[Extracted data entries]
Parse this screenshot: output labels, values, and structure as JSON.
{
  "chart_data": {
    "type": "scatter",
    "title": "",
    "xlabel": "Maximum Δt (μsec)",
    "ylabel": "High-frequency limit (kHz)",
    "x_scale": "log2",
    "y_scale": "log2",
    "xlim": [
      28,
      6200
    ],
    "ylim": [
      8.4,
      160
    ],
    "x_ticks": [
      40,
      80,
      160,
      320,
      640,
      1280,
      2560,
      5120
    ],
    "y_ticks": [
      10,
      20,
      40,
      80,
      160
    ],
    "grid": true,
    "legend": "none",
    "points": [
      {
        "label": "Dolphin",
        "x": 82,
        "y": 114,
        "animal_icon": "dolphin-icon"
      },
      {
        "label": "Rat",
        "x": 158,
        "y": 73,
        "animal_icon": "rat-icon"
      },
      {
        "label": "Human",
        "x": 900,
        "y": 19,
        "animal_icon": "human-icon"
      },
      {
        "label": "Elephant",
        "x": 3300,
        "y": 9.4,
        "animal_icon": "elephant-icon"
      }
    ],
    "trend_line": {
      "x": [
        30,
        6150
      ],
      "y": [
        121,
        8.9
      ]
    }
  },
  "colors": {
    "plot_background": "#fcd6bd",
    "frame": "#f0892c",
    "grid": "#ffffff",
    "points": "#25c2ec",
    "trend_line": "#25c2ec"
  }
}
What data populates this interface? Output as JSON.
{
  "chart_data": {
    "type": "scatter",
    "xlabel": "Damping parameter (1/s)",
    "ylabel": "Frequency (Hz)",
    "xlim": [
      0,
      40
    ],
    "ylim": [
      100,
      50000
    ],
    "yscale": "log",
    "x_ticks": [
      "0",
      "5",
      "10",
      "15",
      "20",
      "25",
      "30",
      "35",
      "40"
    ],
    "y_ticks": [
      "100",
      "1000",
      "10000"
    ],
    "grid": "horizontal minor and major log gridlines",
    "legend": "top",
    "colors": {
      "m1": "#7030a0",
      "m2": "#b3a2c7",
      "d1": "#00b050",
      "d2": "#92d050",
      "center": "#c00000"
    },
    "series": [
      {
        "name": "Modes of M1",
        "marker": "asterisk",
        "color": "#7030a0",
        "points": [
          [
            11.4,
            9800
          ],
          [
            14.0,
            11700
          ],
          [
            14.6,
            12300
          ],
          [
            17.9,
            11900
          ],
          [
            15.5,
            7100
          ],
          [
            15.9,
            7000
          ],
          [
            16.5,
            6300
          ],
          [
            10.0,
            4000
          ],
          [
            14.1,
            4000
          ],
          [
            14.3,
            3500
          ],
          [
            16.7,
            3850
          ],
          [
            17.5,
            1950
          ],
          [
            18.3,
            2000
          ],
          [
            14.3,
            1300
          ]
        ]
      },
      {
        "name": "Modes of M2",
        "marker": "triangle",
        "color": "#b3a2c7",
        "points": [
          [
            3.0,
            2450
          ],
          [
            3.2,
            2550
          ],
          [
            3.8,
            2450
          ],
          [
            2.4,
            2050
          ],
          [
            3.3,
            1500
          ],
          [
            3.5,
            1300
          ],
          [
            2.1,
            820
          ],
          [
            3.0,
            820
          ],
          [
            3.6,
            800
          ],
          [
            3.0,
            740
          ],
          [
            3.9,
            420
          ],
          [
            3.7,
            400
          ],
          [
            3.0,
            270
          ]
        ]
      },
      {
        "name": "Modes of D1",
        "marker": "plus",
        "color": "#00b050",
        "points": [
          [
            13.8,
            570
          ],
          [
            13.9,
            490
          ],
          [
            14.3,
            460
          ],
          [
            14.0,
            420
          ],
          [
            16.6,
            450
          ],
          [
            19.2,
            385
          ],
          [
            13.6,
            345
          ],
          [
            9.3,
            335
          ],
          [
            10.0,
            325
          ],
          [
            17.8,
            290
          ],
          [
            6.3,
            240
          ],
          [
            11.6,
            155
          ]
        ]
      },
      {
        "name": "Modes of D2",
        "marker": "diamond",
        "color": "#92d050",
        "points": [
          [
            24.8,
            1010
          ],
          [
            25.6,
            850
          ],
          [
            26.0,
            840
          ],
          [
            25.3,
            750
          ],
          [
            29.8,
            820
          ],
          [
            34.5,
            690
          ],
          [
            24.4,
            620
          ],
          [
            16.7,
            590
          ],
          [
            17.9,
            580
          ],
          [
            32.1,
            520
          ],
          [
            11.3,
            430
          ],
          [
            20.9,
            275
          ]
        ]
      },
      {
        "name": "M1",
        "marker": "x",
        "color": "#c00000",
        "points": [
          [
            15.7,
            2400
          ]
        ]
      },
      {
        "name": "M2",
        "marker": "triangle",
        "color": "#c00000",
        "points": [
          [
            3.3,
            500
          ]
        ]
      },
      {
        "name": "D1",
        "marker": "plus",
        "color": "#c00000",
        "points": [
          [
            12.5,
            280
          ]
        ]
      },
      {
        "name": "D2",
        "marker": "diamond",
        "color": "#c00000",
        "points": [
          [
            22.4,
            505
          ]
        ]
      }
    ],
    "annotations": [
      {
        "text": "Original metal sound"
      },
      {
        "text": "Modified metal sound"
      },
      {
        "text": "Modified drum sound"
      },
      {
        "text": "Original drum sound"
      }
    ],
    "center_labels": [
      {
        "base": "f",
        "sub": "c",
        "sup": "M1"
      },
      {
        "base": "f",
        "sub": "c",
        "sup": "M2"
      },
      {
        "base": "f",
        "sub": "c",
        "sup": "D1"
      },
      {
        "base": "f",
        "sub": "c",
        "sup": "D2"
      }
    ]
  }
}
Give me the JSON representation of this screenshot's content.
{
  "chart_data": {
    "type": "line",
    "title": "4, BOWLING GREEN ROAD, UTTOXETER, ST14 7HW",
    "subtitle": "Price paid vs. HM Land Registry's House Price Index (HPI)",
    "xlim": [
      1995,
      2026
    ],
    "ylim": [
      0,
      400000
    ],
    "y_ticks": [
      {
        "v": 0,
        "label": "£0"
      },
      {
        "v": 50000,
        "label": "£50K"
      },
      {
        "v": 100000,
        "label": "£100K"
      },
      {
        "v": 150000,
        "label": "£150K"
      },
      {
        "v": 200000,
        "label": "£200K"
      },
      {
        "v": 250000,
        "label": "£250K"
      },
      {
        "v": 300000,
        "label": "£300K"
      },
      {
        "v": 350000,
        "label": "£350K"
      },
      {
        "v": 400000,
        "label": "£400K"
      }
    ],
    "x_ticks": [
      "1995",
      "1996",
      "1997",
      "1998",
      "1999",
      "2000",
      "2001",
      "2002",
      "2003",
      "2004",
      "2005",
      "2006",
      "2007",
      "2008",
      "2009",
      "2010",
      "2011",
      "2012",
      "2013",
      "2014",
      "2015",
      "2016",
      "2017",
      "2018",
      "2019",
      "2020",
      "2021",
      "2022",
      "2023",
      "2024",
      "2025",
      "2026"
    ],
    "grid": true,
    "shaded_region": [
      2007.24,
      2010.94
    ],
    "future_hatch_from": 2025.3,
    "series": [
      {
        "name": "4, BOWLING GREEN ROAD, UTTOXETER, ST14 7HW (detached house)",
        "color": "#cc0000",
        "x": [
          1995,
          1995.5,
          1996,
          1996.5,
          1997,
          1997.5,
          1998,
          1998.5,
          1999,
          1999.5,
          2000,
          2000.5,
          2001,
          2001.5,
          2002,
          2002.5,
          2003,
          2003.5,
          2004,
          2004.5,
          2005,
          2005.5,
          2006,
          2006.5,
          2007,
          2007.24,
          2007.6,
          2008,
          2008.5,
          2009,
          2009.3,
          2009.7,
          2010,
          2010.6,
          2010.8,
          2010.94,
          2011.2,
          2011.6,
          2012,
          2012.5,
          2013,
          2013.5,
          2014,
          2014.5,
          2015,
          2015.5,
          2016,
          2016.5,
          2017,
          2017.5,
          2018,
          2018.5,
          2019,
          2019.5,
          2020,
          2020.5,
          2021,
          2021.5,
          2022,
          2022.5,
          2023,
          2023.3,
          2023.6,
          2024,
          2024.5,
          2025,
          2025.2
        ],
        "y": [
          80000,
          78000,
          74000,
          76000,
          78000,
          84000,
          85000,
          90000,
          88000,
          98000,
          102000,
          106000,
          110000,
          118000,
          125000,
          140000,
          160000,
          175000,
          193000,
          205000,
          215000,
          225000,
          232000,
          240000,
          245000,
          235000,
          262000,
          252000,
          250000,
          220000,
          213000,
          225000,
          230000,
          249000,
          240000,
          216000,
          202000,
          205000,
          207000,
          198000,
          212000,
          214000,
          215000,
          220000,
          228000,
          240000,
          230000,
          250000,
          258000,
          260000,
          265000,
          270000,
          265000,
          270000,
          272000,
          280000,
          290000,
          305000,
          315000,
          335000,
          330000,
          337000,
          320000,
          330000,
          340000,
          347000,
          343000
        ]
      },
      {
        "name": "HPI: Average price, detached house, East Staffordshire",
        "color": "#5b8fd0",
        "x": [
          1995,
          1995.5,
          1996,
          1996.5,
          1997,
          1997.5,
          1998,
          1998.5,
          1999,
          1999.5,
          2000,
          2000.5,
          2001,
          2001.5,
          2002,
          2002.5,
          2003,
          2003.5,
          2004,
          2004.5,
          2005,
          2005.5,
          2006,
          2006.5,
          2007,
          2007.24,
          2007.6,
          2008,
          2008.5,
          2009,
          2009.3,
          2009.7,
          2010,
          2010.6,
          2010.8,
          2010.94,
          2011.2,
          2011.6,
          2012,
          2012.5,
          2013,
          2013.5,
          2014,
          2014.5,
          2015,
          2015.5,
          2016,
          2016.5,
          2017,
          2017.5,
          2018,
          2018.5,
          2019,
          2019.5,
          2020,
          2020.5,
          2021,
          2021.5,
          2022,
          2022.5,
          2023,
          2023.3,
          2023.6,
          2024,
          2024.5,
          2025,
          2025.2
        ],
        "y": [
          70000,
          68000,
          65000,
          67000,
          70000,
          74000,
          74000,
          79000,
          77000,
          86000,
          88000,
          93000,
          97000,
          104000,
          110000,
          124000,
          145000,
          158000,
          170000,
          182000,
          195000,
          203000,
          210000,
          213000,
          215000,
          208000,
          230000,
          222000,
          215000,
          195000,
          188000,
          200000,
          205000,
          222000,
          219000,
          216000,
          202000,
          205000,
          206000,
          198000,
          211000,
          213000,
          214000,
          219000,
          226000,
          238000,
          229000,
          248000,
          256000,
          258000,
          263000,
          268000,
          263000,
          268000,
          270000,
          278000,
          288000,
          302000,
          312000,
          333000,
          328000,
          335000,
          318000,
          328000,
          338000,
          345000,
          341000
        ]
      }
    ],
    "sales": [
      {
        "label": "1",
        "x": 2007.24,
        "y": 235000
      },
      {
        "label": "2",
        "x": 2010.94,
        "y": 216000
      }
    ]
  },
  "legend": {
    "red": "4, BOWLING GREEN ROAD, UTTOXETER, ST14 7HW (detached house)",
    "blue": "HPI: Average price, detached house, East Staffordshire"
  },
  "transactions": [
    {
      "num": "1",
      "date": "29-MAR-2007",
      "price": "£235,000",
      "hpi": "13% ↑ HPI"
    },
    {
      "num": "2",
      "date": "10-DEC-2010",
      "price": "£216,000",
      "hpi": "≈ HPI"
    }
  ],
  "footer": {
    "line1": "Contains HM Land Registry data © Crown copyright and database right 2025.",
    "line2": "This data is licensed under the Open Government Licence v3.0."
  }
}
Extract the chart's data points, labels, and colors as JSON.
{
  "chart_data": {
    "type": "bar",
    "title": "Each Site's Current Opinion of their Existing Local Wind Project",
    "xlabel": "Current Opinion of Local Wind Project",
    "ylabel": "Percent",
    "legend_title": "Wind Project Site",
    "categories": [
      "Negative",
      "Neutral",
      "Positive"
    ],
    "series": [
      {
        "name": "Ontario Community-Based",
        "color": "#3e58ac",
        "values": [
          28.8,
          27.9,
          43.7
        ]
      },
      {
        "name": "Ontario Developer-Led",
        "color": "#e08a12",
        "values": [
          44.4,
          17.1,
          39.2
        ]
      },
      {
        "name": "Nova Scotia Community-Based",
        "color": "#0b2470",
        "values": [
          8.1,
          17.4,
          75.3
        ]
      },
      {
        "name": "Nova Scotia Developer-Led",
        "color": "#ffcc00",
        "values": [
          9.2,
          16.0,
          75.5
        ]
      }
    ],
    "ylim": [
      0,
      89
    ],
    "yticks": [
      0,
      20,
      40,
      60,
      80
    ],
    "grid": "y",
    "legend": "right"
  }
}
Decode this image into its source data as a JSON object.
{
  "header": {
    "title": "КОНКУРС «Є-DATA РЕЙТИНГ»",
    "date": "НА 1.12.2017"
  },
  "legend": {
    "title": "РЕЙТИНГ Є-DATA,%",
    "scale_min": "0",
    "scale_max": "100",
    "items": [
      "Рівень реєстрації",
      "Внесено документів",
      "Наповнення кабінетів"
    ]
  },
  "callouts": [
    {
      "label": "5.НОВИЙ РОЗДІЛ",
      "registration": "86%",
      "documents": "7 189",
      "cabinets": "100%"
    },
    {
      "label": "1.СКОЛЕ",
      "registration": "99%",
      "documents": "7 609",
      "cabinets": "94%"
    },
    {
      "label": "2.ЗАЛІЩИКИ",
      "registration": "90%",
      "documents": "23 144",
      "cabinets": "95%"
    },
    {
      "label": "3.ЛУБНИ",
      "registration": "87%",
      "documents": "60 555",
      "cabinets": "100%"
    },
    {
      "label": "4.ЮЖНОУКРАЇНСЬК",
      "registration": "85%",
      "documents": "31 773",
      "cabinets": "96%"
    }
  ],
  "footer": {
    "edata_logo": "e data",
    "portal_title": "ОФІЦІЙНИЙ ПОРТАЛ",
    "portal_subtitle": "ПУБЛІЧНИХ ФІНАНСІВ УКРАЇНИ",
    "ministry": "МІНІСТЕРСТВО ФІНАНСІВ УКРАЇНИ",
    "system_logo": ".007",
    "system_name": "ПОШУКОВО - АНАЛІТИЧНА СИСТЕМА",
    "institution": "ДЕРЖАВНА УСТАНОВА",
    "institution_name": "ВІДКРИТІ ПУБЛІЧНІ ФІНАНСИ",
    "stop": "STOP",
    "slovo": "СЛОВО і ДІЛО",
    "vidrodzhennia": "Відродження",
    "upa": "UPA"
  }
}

Brief
Locate all lines holding the word "metal", then copy them out.

Solution to this exercise
        "text": "Original metal sound"
        "text": "Modified metal sound"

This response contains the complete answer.